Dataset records
+--

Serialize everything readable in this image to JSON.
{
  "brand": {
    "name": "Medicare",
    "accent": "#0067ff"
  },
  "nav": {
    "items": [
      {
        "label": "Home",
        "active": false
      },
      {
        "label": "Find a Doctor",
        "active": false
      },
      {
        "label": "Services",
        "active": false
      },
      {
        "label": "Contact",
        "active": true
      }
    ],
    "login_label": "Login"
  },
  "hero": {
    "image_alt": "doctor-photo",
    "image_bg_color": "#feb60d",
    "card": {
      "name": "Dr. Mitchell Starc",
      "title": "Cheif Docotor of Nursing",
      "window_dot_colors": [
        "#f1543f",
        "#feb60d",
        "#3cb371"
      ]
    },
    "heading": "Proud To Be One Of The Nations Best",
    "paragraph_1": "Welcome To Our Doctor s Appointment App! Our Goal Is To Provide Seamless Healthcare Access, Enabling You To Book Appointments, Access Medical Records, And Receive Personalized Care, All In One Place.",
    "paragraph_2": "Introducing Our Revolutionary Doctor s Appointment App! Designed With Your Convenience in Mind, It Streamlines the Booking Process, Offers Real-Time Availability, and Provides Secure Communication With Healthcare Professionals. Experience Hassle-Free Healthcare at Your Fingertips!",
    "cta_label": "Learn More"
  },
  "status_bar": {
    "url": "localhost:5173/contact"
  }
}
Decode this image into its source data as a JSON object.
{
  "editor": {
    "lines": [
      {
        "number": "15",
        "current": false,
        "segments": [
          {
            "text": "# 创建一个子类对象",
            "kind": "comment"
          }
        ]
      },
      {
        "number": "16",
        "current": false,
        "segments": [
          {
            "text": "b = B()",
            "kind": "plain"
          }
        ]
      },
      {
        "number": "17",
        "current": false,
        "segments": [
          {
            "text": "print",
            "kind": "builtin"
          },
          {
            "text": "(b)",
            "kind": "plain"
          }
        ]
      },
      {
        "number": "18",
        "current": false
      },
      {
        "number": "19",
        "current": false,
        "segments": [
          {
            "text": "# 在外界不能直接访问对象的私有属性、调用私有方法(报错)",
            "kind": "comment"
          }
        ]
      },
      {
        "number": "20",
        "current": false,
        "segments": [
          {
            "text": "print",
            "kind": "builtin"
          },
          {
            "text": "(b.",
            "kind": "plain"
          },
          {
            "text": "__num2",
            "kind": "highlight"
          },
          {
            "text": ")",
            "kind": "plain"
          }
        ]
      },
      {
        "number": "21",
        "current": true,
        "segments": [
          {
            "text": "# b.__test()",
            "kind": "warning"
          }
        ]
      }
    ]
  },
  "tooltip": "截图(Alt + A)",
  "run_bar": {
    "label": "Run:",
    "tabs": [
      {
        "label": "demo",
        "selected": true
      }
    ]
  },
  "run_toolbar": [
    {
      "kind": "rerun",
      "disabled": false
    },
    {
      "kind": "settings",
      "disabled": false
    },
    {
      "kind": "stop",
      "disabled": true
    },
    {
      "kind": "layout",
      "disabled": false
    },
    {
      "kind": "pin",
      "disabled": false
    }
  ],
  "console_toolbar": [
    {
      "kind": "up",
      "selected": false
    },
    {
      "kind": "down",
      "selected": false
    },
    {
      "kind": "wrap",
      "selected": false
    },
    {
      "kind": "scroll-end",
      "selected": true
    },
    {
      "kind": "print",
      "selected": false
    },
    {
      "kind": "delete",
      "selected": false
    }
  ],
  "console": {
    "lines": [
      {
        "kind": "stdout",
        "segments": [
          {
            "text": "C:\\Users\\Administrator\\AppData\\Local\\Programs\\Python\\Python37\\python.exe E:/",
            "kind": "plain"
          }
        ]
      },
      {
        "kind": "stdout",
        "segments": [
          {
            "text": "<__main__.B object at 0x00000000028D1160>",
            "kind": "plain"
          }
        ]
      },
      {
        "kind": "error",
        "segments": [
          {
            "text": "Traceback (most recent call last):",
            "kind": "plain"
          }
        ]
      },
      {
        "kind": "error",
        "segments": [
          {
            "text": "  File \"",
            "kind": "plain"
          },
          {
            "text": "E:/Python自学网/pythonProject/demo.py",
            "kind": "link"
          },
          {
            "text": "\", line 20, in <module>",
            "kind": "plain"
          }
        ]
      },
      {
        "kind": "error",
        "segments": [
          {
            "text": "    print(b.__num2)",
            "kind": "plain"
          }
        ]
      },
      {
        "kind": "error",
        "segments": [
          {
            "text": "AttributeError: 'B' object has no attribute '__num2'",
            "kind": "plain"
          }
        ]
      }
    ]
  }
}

+--

**Directions:** Reproduce each line of the material above precisely.

**Task answer:**
Serialize everything readable in this image to JSON.
{
  "brand": {
    "name": "Medicare",
    "accent": "#0067ff"
  },
  "nav": {
    "items": [
      {
        "label": "Home",
        "active": false
      },
      {
        "label": "Find a Doctor",
        "active": false
      },
      {
        "label": "Services",
        "active": false
      },
      {
        "label": "Contact",
        "active": true
      }
    ],
    "login_label": "Login"
  },
  "hero": {
    "image_alt": "doctor-photo",
    "image_bg_color": "#feb60d",
    "card": {
      "name": "Dr. Mitchell Starc",
      "title": "Cheif Docotor of Nursing",
      "window_dot_colors": [
        "#f1543f",
        "#feb60d",
        "#3cb371"
      ]
    },
    "heading": "Proud To Be One Of The Nations Best",
    "paragraph_1": "Welcome To Our Doctor s Appointment App! Our Goal Is To Provide Seamless Healthcare Access, Enabling You To Book Appointments, Access Medical Records, And Receive Personalized Care, All In One Place.",
    "paragraph_2": "Introducing Our Revolutionary Doctor s Appointment App! Designed With Your Convenience in Mind, It Streamlines the Booking Process, Offers Real-Time Availability, and Provides Secure Communication With Healthcare Professionals. Experience Hassle-Free Healthcare at Your Fingertips!",
    "cta_label": "Learn More"
  },
  "status_bar": {
    "url": "localhost:5173/contact"
  }
}
Decode this image into its source data as a JSON object.
{
  "editor": {
    "lines": [
      {
        "number": "15",
        "current": false,
        "segments": [
          {
            "text": "# 创建一个子类对象",
            "kind": "comment"
          }
        ]
      },
      {
        "number": "16",
        "current": false,
        "segments": [
          {
            "text": "b = B()",
            "kind": "plain"
          }
        ]
      },
      {
        "number": "17",
        "current": false,
        "segments": [
          {
            "text": "print",
            "kind": "builtin"
          },
          {
            "text": "(b)",
            "kind": "plain"
          }
        ]
      },
      {
        "number": "18",
        "current": false
      },
      {
        "number": "19",
        "current": false,
        "segments": [
          {
            "text": "# 在外界不能直接访问对象的私有属性、调用私有方法(报错)",
            "kind": "comment"
          }
        ]
      },
      {
        "number": "20",
        "current": false,
        "segments": [
          {
            "text": "print",
            "kind": "builtin"
          },
          {
            "text": "(b.",
            "kind": "plain"
          },
          {
            "text": "__num2",
            "kind": "highlight"
          },
          {
            "text": ")",
            "kind": "plain"
          }
        ]
      },
      {
        "number": "21",
        "current": true,
        "segments": [
          {
            "text": "# b.__test()",
            "kind": "warning"
          }
        ]
      }
    ]
  },
  "tooltip": "截图(Alt + A)",
  "run_bar": {
    "label": "Run:",
    "tabs": [
      {
        "label": "demo",
        "selected": true
      }
    ]
  },
  "run_toolbar": [
    {
      "kind": "rerun",
      "disabled": false
    },
    {
      "kind": "settings",
      "disabled": false
    },
    {
      "kind": "stop",
      "disabled": true
    },
    {
      "kind": "layout",
      "disabled": false
    },
    {
      "kind": "pin",
      "disabled": false
    }
  ],
  "console_toolbar": [
    {
      "kind": "up",
      "selected": false
    },
    {
      "kind": "down",
      "selected": false
    },
    {
      "kind": "wrap",
      "selected": false
    },
    {
      "kind": "scroll-end",
      "selected": true
    },
    {
      "kind": "print",
      "selected": false
    },
    {
      "kind": "delete",
      "selected": false
    }
  ],
  "console": {
    "lines": [
      {
        "kind": "stdout",
        "segments": [
          {
            "text": "C:\\Users\\Administrator\\AppData\\Local\\Programs\\Python\\Python37\\python.exe E:/",
            "kind": "plain"
          }
        ]
      },
      {
        "kind": "stdout",
        "segments": [
          {
            "text": "<__main__.B object at 0x00000000028D1160>",
            "kind": "plain"
          }
        ]
      },
      {
        "kind": "error",
        "segments": [
          {
            "text": "Traceback (most recent call last):",
            "kind": "plain"
          }
        ]
      },
      {
        "kind": "error",
        "segments": [
          {
            "text": "  File \"",
            "kind": "plain"
          },
          {
            "text": "E:/Python自学网/pythonProject/demo.py",
            "kind": "link"
          },
          {
            "text": "\", line 20, in <module>",
            "kind": "plain"
          }
        ]
      },
      {
        "kind": "error",
        "segments": [
          {
            "text": "    print(b.__num2)",
            "kind": "plain"
          }
        ]
      },
      {
        "kind": "error",
        "segments": [
          {
            "text": "AttributeError: 'B' object has no attribute '__num2'",
            "kind": "plain"
          }
        ]
      }
    ]
  }
}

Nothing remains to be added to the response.